Task goal
Change "screenshot" to "screen capture" in the records, starting at the beginning and ending at the line that contains "List all visible", and keep everything else the same. Leave the pictures out of your answer.

Records for processing
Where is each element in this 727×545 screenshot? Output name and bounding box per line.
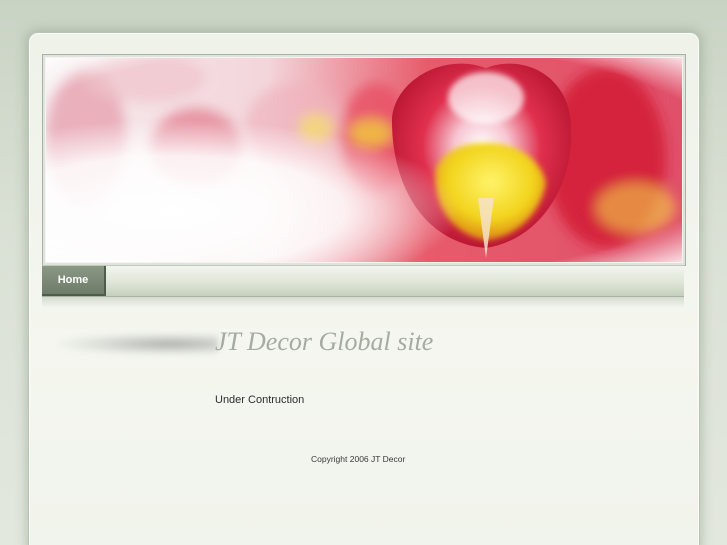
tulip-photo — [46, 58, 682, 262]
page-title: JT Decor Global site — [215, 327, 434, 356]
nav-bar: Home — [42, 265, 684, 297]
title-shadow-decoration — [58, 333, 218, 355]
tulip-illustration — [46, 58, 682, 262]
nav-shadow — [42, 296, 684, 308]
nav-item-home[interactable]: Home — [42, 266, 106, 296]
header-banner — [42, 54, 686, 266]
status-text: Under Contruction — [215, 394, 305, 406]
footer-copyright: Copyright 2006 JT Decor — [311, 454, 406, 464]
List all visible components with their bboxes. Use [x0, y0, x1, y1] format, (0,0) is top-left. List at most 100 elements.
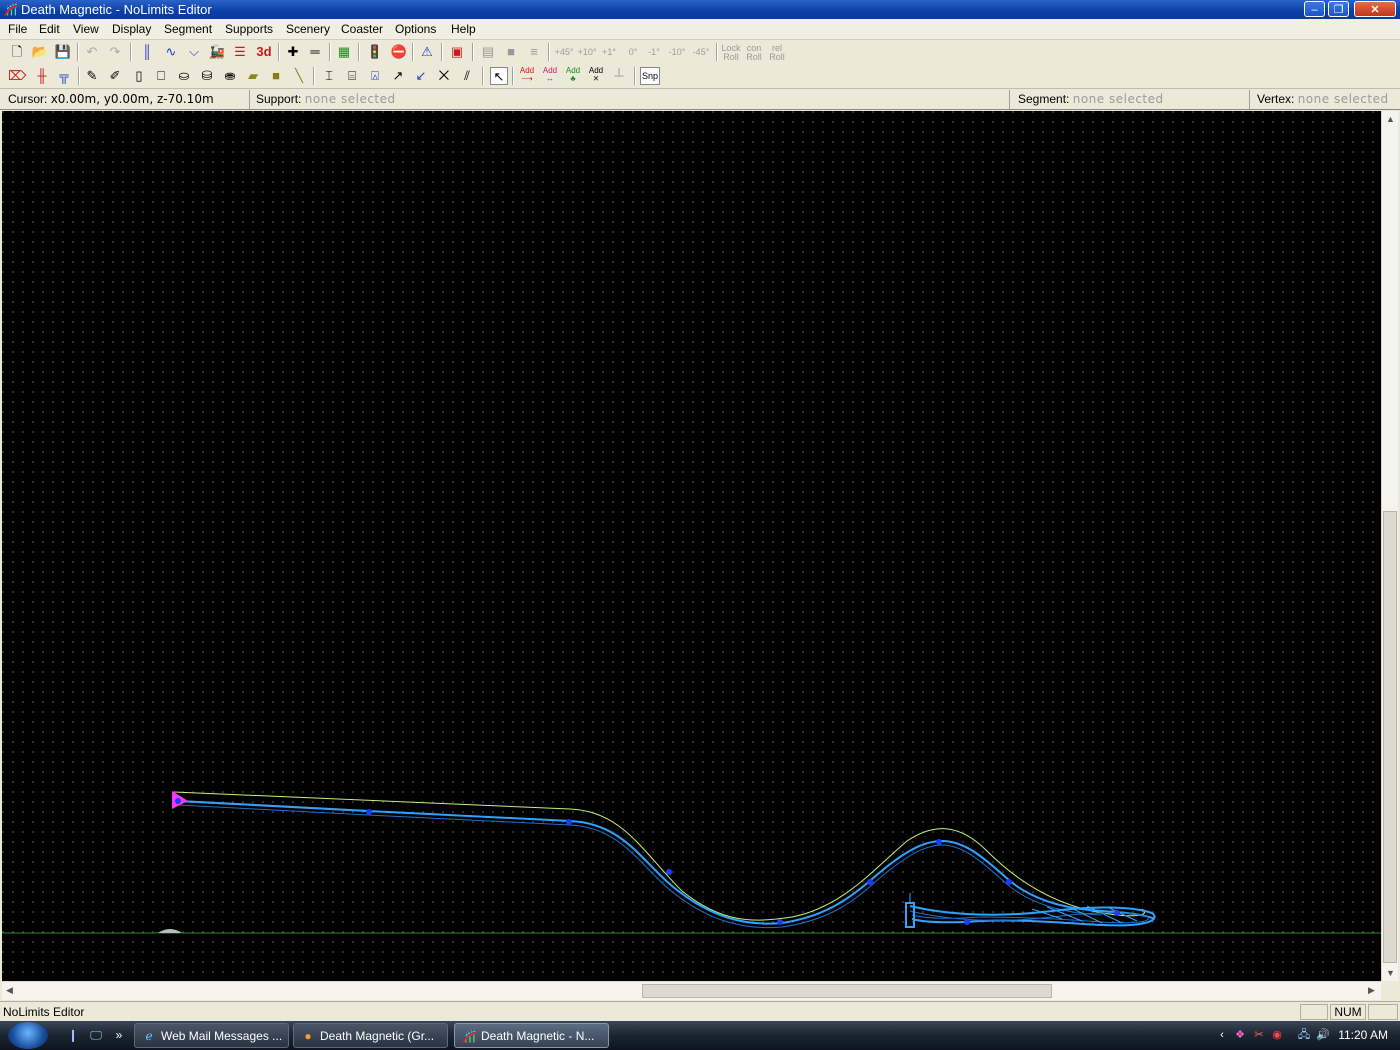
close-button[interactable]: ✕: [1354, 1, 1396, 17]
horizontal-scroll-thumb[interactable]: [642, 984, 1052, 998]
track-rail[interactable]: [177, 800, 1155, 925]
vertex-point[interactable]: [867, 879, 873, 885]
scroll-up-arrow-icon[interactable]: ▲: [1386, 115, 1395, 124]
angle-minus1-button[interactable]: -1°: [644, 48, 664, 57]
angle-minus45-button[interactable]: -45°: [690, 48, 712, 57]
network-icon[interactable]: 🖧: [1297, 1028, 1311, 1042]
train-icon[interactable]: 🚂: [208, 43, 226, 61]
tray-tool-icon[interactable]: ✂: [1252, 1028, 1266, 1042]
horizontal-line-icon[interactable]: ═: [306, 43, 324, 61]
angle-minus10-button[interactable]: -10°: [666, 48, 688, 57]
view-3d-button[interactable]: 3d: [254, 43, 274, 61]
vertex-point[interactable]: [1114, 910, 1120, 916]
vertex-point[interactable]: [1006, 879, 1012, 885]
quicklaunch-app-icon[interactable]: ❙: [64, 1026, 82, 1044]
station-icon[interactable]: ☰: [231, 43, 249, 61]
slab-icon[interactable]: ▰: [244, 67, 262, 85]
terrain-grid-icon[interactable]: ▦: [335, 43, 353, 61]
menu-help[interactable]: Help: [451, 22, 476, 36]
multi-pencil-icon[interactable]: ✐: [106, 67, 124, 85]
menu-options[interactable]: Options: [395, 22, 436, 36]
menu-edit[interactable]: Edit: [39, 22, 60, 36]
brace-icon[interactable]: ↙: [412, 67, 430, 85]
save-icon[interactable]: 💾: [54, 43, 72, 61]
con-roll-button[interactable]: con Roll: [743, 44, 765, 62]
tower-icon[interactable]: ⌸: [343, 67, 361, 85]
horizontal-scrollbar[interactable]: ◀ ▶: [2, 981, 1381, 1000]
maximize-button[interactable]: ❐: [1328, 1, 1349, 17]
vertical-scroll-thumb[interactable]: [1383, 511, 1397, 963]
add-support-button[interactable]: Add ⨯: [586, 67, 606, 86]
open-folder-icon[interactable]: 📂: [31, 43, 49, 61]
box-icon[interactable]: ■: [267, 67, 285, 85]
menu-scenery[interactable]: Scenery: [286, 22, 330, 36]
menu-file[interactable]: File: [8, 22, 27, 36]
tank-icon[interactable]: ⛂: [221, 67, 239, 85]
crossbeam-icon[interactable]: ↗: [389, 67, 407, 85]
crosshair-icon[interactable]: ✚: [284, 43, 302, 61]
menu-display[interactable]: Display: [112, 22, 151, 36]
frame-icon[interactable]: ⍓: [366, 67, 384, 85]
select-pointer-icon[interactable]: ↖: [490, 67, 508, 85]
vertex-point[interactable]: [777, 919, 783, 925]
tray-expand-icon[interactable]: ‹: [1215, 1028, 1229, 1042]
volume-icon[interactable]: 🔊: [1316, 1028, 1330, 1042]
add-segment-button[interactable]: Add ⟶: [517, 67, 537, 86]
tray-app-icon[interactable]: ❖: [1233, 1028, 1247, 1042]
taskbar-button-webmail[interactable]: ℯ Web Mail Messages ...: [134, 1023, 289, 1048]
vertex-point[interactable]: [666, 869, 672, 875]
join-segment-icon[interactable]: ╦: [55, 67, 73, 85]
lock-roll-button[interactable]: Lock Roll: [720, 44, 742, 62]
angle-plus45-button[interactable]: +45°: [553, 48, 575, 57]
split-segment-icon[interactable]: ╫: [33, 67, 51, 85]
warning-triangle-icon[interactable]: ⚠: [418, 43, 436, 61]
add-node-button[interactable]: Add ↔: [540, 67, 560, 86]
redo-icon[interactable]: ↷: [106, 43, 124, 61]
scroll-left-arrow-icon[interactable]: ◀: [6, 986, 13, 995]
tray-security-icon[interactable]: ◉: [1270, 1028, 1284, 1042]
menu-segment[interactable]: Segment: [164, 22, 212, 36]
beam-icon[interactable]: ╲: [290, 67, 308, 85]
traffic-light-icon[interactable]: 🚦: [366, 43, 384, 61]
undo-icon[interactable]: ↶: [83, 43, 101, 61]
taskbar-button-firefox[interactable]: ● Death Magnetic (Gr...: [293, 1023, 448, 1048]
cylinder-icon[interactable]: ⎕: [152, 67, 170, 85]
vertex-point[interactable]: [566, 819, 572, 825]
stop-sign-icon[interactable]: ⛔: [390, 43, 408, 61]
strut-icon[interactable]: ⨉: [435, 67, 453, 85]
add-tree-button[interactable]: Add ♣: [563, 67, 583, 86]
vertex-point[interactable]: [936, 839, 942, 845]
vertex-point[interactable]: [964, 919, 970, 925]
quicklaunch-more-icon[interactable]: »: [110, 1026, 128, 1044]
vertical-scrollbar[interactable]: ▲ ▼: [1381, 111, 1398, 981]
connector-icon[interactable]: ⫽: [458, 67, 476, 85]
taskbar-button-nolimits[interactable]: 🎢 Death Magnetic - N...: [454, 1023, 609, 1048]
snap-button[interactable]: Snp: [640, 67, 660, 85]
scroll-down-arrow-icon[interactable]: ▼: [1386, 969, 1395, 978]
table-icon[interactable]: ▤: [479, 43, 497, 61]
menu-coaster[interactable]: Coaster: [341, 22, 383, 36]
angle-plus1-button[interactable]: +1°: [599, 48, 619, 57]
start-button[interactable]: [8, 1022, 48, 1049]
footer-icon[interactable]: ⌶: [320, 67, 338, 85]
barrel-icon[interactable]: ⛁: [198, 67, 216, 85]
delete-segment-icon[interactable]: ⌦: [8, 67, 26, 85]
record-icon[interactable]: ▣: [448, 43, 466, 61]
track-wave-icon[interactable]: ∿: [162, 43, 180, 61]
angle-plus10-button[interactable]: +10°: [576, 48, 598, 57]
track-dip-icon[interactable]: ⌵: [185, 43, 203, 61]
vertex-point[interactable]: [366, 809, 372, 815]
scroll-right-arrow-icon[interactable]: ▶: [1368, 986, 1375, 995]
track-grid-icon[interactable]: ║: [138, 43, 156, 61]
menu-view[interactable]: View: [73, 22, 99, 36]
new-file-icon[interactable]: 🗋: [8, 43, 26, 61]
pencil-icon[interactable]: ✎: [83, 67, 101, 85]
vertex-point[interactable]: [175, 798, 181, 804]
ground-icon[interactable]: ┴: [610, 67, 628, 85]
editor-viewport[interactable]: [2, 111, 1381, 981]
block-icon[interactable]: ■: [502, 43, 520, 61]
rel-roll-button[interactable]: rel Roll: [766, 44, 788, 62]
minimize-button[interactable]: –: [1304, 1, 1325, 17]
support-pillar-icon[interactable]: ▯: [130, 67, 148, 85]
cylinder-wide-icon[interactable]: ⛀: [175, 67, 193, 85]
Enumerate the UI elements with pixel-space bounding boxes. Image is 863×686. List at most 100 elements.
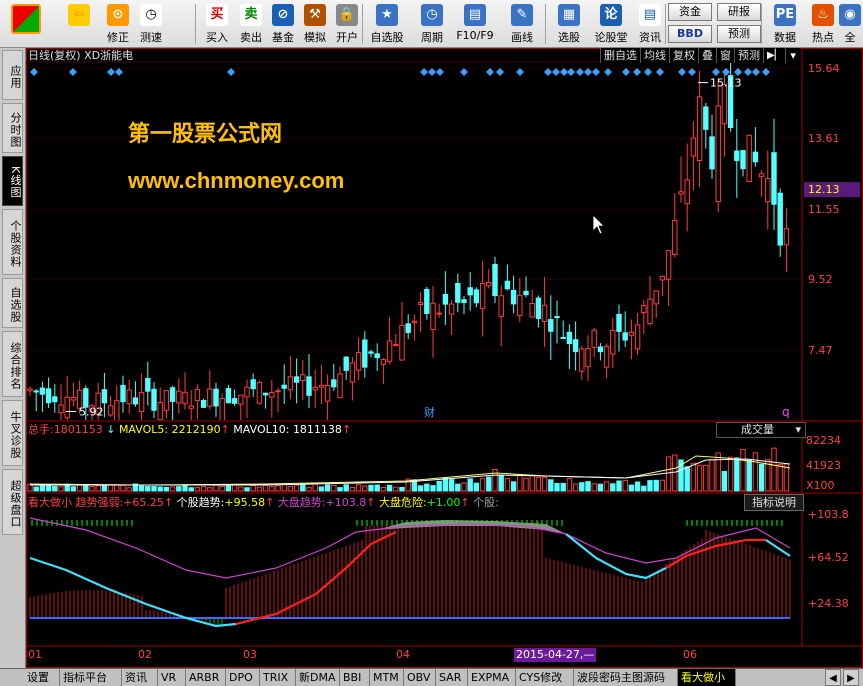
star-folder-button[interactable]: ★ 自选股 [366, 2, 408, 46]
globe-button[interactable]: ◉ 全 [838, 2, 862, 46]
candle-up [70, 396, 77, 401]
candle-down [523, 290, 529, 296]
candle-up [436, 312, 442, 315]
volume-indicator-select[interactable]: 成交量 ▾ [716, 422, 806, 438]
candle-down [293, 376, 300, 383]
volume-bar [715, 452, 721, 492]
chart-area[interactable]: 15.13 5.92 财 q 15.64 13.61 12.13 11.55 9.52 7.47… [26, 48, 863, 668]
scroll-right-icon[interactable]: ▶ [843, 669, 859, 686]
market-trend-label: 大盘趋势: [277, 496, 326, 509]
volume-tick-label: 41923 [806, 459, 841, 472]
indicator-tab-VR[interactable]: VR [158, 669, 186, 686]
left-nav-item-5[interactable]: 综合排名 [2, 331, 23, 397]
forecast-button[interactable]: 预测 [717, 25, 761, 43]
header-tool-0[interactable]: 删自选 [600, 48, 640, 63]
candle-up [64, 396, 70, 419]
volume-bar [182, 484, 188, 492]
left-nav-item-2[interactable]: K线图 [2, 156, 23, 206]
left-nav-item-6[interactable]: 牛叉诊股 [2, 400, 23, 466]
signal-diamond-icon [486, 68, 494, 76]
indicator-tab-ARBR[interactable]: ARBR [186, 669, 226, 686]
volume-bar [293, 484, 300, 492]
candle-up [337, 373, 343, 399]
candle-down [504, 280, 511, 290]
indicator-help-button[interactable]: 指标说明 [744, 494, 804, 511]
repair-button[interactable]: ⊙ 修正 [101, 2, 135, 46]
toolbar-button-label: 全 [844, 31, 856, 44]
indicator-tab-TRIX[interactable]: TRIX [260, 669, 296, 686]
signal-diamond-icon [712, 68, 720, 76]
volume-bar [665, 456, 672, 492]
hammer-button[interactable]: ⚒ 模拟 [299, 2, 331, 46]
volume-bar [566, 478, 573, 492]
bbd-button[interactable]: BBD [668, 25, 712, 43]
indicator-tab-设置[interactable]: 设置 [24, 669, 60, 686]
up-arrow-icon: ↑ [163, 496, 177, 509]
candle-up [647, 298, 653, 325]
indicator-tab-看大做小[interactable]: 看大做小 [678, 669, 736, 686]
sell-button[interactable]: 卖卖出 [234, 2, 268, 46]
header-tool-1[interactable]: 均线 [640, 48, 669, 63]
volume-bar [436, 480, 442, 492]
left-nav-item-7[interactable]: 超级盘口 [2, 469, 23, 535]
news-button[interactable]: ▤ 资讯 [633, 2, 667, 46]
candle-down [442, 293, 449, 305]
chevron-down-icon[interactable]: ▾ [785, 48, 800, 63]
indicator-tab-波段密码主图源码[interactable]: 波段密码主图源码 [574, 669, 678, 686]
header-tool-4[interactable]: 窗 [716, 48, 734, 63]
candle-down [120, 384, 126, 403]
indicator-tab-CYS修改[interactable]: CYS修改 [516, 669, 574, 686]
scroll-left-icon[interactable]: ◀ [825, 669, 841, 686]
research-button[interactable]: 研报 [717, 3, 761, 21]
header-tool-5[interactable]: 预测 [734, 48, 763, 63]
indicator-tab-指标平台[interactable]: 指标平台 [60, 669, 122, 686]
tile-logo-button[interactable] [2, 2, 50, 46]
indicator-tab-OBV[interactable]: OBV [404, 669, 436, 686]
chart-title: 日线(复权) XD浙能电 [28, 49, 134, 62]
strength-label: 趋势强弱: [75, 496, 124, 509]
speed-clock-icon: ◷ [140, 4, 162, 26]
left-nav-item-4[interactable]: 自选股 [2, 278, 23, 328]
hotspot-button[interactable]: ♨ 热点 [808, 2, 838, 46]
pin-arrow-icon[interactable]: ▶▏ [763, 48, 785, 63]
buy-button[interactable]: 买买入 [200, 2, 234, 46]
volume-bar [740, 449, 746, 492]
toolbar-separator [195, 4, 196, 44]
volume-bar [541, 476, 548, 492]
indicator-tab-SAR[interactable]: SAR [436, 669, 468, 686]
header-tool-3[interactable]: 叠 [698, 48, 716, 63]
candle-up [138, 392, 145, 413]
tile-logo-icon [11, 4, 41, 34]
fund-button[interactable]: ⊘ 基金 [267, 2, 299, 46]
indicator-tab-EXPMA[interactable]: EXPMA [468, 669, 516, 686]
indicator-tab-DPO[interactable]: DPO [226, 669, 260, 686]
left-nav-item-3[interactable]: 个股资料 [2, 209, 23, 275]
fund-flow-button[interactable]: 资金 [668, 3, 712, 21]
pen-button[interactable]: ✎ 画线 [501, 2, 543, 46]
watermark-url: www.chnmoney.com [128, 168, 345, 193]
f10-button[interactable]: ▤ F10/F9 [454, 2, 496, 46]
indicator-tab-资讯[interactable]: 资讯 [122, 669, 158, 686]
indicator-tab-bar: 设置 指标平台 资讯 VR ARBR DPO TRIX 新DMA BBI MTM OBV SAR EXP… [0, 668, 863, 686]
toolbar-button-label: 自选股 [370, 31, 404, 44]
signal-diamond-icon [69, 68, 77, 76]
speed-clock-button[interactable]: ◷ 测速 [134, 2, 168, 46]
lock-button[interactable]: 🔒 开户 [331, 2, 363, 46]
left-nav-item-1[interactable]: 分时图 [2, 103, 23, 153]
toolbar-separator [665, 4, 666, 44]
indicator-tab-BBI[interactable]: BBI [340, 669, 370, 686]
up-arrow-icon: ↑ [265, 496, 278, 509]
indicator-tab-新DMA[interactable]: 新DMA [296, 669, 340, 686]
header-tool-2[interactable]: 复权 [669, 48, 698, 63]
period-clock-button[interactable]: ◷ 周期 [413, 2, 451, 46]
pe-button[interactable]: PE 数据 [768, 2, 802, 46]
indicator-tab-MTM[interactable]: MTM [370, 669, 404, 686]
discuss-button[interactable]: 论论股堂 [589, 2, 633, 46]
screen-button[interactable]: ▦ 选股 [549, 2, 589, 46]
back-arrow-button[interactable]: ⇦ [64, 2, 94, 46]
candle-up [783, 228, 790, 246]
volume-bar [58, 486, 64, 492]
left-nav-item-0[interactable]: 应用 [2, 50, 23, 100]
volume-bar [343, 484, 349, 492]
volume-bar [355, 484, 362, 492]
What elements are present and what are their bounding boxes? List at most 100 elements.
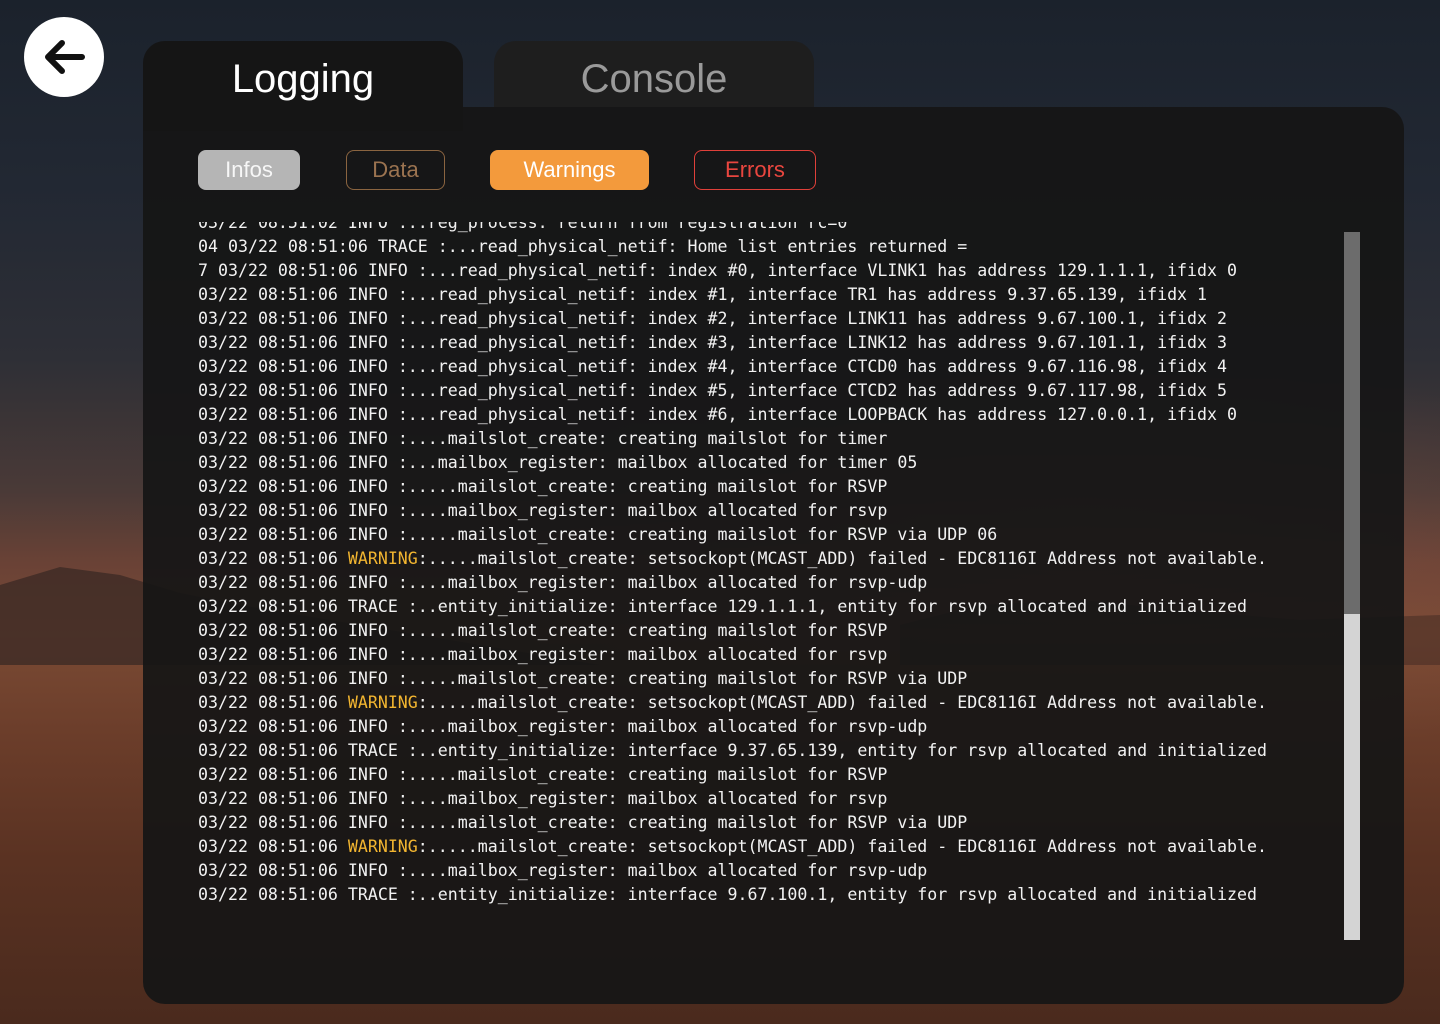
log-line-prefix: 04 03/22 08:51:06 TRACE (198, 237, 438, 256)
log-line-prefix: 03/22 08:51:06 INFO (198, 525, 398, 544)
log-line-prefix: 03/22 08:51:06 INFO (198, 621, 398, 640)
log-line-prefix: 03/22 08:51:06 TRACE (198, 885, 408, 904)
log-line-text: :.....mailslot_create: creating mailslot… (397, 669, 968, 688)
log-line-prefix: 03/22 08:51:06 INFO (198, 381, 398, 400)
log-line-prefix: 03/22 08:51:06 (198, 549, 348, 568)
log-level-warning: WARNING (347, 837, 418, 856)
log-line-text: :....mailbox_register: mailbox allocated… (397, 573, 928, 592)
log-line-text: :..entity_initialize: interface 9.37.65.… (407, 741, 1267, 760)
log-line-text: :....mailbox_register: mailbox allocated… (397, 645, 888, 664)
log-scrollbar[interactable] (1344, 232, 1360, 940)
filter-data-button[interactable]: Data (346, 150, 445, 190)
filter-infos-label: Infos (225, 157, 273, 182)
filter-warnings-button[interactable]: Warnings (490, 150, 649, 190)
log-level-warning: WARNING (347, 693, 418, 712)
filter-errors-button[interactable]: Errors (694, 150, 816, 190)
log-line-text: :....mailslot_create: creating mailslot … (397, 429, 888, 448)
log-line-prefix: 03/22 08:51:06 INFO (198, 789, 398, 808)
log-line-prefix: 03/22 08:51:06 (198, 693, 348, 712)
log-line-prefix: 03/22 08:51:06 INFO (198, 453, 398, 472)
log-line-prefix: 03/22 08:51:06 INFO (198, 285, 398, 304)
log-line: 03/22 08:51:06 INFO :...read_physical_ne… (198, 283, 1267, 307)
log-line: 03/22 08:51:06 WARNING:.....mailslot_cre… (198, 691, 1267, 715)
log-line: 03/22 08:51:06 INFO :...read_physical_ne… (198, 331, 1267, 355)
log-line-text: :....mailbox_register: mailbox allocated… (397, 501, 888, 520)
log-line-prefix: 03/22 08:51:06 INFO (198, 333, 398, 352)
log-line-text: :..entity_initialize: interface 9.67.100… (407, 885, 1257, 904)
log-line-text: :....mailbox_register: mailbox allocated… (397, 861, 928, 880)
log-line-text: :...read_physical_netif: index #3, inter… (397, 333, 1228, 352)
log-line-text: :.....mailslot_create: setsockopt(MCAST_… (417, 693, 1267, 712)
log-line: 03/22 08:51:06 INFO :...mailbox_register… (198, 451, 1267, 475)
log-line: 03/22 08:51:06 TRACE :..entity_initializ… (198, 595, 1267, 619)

Written answer
Where is each element in this 727×545 screen capture? Output name and bounding box per line.
tulip-photo — [46, 58, 682, 262]
page-title: JT Decor Global site — [215, 327, 434, 356]
nav-bar: Home — [42, 265, 684, 297]
title-shadow-decoration — [58, 333, 218, 355]
tulip-illustration — [46, 58, 682, 262]
nav-shadow — [42, 296, 684, 308]
nav-item-home[interactable]: Home — [42, 266, 106, 296]
header-banner — [42, 54, 686, 266]
status-text: Under Contruction — [215, 394, 305, 406]
footer-copyright: Copyright 2006 JT Decor — [311, 454, 406, 464]
List all visible components with their bboxes. Use [x0, y0, x1, y1] format, (0,0) is top-left. List at most 100 elements.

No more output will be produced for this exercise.